— Directions —
Please write out all of the entries beneath this line exactly, skipping the pictures.

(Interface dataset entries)
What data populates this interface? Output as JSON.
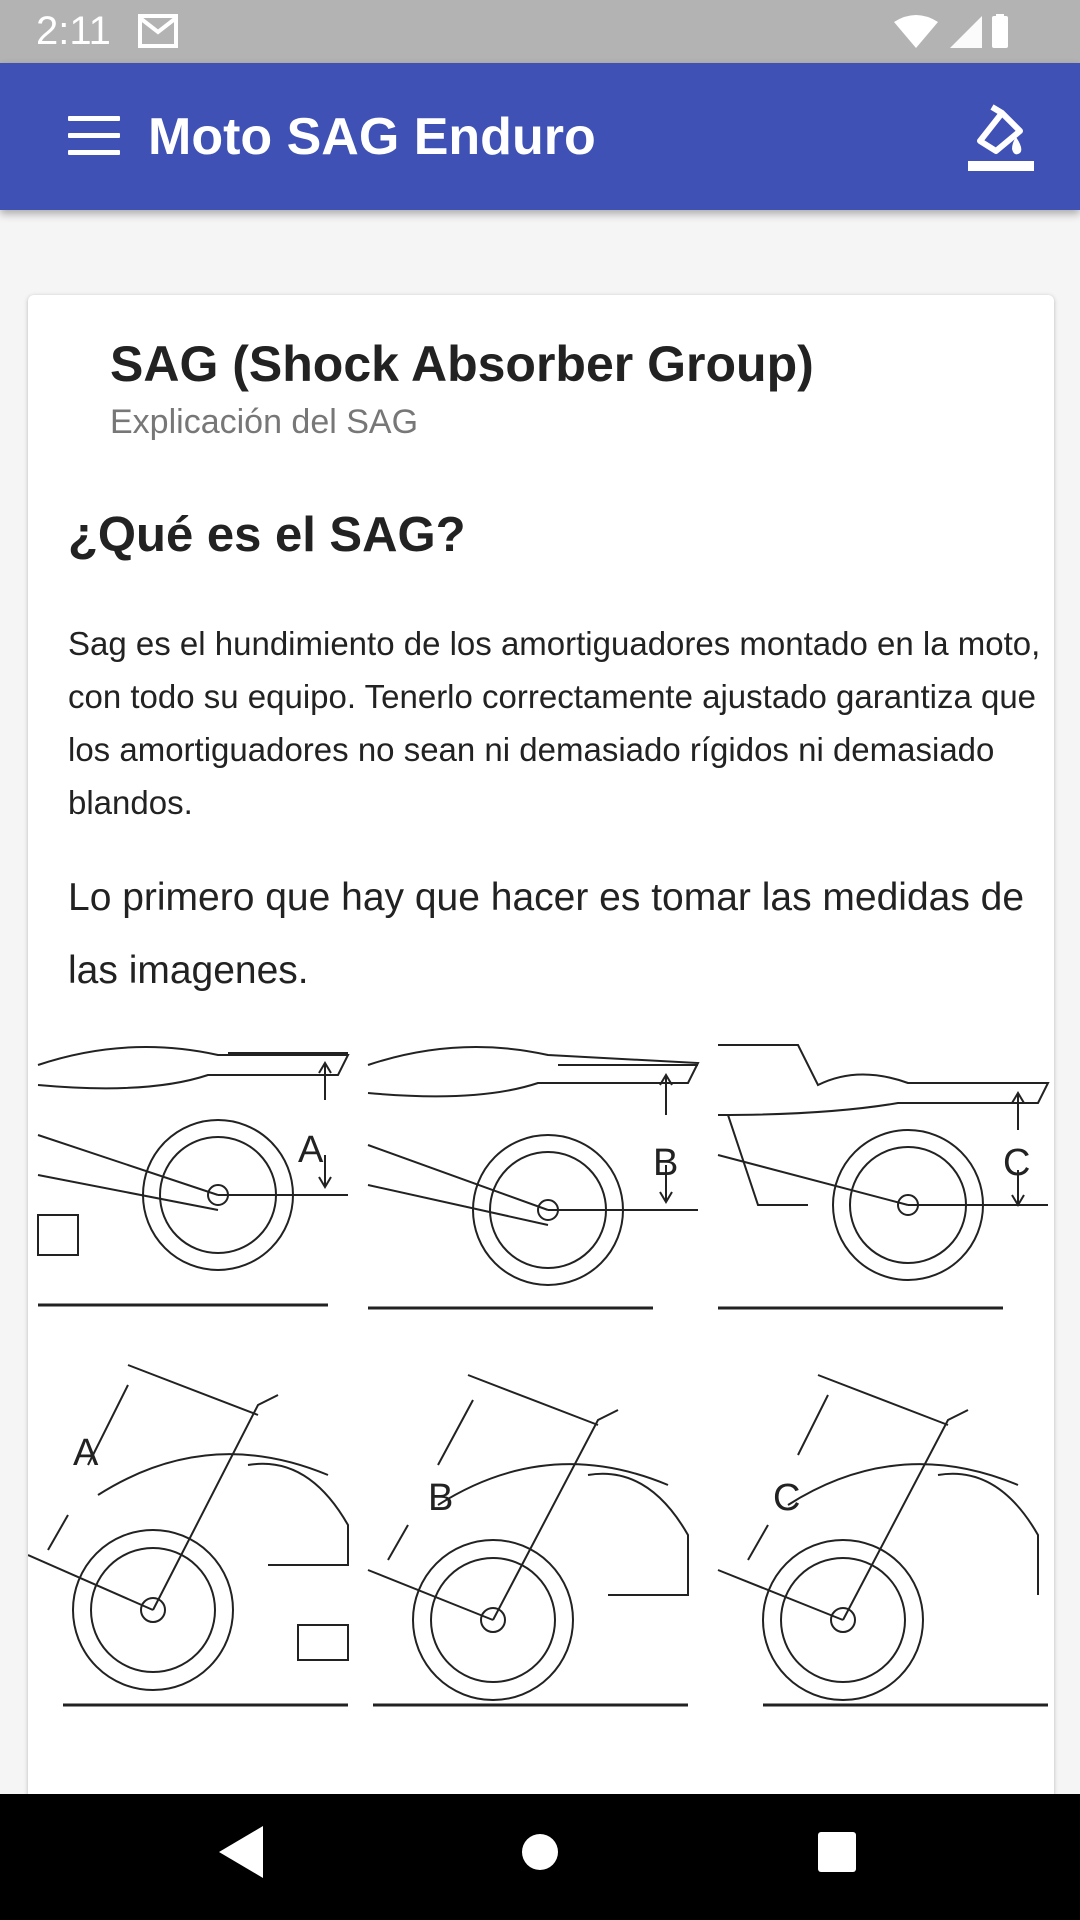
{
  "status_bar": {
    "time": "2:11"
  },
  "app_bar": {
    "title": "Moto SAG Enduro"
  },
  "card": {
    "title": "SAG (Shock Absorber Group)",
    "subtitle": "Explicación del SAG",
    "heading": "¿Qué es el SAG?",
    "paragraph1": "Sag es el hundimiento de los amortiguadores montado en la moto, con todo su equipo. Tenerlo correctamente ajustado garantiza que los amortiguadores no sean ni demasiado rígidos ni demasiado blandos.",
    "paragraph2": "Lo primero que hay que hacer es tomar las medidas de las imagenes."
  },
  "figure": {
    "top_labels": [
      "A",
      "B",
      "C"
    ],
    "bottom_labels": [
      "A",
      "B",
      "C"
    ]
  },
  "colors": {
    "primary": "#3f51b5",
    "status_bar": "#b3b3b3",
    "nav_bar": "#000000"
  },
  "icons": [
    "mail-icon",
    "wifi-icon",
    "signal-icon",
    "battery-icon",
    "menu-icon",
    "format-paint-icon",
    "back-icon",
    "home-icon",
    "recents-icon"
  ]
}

— Reply —
What data populates this interface? Output as JSON.
{
  "status_bar": {
    "time": "2:11"
  },
  "app_bar": {
    "title": "Moto SAG Enduro"
  },
  "card": {
    "title": "SAG (Shock Absorber Group)",
    "subtitle": "Explicación del SAG",
    "heading": "¿Qué es el SAG?",
    "paragraph1": "Sag es el hundimiento de los amortiguadores montado en la moto, con todo su equipo. Tenerlo correctamente ajustado garantiza que los amortiguadores no sean ni demasiado rígidos ni demasiado blandos.",
    "paragraph2": "Lo primero que hay que hacer es tomar las medidas de las imagenes."
  },
  "figure": {
    "top_labels": [
      "A",
      "B",
      "C"
    ],
    "bottom_labels": [
      "A",
      "B",
      "C"
    ]
  },
  "colors": {
    "primary": "#3f51b5",
    "status_bar": "#b3b3b3",
    "nav_bar": "#000000"
  },
  "icons": [
    "mail-icon",
    "wifi-icon",
    "signal-icon",
    "battery-icon",
    "menu-icon",
    "format-paint-icon",
    "back-icon",
    "home-icon",
    "recents-icon"
  ]
}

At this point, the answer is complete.